**What is being asked**:
Copy every line that holds "lokalizacji".

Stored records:

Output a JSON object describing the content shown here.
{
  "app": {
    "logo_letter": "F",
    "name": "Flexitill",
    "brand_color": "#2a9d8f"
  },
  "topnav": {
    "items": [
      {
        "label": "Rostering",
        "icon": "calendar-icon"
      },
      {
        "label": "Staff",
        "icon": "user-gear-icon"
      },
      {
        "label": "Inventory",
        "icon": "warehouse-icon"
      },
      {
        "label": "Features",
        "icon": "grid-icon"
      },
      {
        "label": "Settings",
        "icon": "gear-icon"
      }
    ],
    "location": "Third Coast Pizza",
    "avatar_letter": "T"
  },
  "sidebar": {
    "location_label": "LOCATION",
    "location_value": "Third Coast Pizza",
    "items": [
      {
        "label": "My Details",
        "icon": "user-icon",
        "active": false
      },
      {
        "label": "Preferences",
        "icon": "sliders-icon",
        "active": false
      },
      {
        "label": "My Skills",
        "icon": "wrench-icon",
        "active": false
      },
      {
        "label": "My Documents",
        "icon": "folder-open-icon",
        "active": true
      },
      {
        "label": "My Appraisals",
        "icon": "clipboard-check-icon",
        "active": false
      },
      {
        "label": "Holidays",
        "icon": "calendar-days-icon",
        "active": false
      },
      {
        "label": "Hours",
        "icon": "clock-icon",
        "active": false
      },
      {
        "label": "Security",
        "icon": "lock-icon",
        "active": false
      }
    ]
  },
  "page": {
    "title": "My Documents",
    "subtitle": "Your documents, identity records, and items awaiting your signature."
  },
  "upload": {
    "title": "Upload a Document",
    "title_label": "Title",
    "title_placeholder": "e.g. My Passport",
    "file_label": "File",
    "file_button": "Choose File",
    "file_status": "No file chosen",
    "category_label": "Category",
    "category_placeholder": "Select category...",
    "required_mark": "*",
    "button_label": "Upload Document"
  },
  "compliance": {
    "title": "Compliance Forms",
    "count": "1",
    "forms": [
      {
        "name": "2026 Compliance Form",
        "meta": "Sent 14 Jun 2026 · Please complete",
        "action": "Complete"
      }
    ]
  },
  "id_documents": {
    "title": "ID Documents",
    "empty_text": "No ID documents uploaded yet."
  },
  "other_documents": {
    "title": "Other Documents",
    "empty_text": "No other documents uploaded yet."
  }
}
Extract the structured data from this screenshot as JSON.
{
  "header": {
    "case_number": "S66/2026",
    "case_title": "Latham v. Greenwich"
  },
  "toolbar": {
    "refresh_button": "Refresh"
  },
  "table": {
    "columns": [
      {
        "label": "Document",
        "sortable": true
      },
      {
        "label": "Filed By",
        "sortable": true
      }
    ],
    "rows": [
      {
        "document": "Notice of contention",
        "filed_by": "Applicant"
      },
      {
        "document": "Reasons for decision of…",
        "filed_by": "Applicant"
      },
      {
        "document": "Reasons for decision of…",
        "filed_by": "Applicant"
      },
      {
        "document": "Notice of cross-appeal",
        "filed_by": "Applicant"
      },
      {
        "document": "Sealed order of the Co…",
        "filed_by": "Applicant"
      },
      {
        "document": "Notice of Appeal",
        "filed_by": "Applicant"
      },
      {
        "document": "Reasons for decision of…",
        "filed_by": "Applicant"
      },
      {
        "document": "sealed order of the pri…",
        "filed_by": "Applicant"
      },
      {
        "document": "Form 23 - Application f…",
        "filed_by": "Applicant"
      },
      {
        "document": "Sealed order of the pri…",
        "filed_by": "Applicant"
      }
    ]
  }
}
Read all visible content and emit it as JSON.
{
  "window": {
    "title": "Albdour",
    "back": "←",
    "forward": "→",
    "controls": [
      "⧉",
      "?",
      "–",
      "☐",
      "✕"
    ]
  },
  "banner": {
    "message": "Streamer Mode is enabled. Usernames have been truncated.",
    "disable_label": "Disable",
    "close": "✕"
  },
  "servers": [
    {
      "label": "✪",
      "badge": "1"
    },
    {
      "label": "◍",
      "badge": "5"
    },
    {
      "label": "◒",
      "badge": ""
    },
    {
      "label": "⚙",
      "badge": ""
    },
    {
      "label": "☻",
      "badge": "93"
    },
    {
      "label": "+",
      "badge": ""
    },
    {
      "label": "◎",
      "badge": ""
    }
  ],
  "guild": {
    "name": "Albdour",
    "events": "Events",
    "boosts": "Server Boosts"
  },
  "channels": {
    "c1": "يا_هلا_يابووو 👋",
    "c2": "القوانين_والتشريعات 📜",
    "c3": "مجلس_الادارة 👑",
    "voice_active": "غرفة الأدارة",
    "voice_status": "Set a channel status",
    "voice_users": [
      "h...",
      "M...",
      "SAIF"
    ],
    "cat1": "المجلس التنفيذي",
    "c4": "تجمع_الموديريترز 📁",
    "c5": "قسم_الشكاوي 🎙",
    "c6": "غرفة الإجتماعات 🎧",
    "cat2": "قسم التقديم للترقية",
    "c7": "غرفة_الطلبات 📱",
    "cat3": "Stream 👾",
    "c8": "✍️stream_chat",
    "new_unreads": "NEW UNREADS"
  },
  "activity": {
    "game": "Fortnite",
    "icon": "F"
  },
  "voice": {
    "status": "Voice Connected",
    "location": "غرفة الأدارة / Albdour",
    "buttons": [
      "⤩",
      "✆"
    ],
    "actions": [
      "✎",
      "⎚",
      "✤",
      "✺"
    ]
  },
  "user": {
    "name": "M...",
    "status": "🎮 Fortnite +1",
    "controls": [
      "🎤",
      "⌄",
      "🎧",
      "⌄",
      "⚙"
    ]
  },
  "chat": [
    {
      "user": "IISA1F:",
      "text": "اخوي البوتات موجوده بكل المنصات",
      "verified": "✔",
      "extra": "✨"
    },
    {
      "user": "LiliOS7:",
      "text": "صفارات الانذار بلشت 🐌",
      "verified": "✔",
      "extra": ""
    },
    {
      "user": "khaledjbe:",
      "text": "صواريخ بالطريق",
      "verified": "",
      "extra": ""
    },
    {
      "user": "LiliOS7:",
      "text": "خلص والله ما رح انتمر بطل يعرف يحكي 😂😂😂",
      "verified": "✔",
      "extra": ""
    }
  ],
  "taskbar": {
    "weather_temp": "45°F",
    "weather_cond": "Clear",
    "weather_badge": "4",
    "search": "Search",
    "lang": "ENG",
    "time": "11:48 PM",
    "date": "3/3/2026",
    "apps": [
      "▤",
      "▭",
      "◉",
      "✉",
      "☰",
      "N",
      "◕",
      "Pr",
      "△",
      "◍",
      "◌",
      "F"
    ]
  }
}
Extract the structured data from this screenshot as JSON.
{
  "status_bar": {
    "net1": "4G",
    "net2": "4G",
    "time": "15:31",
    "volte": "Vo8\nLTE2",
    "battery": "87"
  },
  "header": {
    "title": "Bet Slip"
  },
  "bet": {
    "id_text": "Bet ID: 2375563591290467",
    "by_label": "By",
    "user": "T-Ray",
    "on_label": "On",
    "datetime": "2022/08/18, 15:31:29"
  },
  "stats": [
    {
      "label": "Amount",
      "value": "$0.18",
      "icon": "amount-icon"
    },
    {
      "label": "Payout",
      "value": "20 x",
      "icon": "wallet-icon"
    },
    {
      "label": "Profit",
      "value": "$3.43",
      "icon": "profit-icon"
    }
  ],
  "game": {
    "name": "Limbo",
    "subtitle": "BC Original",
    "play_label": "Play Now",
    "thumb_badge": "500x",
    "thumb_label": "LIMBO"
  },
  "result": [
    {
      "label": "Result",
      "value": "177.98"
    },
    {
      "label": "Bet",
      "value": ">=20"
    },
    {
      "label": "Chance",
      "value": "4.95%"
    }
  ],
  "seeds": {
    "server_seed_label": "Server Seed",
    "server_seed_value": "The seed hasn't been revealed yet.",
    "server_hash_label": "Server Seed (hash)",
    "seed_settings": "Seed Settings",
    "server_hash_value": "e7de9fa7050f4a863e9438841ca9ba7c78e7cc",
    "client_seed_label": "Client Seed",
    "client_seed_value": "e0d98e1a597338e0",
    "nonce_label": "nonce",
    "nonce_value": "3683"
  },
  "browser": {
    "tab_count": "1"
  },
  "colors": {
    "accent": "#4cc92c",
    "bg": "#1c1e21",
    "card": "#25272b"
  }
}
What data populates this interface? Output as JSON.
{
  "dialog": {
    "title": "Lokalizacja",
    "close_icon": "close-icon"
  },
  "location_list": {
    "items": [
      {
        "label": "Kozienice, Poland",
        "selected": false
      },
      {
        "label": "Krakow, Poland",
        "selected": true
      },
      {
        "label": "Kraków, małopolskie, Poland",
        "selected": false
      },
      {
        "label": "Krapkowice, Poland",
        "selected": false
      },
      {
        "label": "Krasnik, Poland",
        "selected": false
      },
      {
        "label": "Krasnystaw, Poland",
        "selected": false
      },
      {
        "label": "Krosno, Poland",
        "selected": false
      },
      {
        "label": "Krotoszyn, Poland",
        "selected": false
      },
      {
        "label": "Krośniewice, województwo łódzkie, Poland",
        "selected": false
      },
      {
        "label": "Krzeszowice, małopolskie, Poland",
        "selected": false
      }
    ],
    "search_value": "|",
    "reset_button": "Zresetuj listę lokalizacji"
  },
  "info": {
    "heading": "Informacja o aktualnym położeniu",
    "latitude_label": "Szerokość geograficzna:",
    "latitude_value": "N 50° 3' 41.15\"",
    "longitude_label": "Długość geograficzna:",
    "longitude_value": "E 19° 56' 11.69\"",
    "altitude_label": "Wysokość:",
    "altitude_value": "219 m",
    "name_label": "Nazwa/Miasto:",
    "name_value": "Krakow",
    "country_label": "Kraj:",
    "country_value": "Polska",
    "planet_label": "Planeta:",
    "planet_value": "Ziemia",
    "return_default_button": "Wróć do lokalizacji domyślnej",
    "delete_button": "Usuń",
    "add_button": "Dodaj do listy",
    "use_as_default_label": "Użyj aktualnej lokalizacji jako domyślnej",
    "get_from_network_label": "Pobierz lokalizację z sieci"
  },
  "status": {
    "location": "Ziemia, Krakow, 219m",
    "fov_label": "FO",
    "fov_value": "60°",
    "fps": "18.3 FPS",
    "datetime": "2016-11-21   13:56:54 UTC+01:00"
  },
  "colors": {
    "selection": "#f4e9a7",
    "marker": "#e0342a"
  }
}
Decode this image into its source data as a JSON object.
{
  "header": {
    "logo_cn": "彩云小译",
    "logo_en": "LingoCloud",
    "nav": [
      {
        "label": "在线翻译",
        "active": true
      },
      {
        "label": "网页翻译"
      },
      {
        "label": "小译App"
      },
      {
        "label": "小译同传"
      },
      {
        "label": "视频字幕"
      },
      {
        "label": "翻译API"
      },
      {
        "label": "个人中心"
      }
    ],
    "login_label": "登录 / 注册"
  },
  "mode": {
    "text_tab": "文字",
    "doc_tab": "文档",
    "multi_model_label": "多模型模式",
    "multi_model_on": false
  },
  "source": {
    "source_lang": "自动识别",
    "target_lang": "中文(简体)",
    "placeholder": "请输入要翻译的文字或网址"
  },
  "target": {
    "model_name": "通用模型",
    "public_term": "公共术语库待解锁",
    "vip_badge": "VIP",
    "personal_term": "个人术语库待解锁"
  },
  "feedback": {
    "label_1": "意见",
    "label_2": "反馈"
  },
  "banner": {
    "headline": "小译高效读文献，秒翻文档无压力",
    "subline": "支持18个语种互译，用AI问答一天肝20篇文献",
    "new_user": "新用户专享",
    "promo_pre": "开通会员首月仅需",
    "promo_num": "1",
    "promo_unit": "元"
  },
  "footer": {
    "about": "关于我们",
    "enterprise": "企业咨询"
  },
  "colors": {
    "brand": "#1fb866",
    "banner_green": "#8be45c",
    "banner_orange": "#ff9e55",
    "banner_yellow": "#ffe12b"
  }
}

**Written answer**:
    "reset_button": "Zresetuj listę lokalizacji"
    "return_default_button": "Wróć do lokalizacji domyślnej",
    "use_as_default_label": "Użyj aktualnej lokalizacji jako domyślnej",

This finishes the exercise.